◆ **TASK REQUIREMENTS**
Restate each line word for word. Leave out every picture.

◆ **EXERCISE INPUTS**
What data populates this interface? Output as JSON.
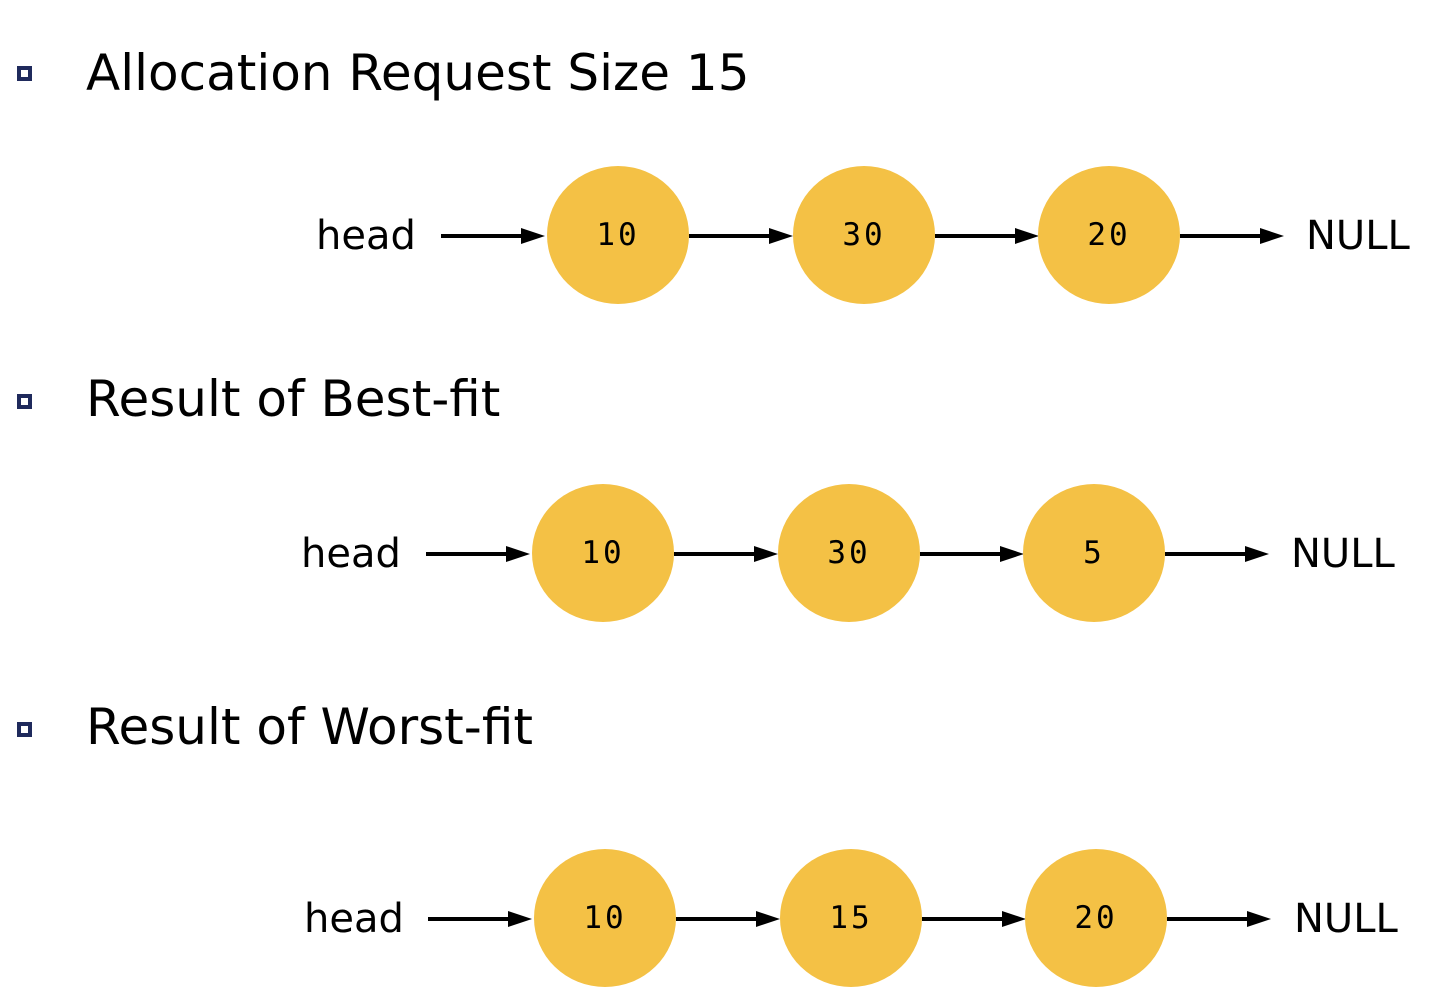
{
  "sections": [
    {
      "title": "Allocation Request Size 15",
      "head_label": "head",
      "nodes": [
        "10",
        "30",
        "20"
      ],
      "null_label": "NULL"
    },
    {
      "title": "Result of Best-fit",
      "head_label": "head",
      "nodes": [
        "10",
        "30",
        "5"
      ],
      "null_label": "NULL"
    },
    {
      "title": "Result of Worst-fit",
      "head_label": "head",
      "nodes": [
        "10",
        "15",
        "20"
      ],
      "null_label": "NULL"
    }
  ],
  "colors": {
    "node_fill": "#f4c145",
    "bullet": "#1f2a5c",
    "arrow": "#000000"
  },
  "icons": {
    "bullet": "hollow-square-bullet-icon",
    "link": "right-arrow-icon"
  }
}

◆ **WRITTEN SOLUTION**
What data populates this interface? Output as JSON.
{
  "sections": [
    {
      "title": "Allocation Request Size 15",
      "head_label": "head",
      "nodes": [
        "10",
        "30",
        "20"
      ],
      "null_label": "NULL"
    },
    {
      "title": "Result of Best-fit",
      "head_label": "head",
      "nodes": [
        "10",
        "30",
        "5"
      ],
      "null_label": "NULL"
    },
    {
      "title": "Result of Worst-fit",
      "head_label": "head",
      "nodes": [
        "10",
        "15",
        "20"
      ],
      "null_label": "NULL"
    }
  ],
  "colors": {
    "node_fill": "#f4c145",
    "bullet": "#1f2a5c",
    "arrow": "#000000"
  },
  "icons": {
    "bullet": "hollow-square-bullet-icon",
    "link": "right-arrow-icon"
  }
}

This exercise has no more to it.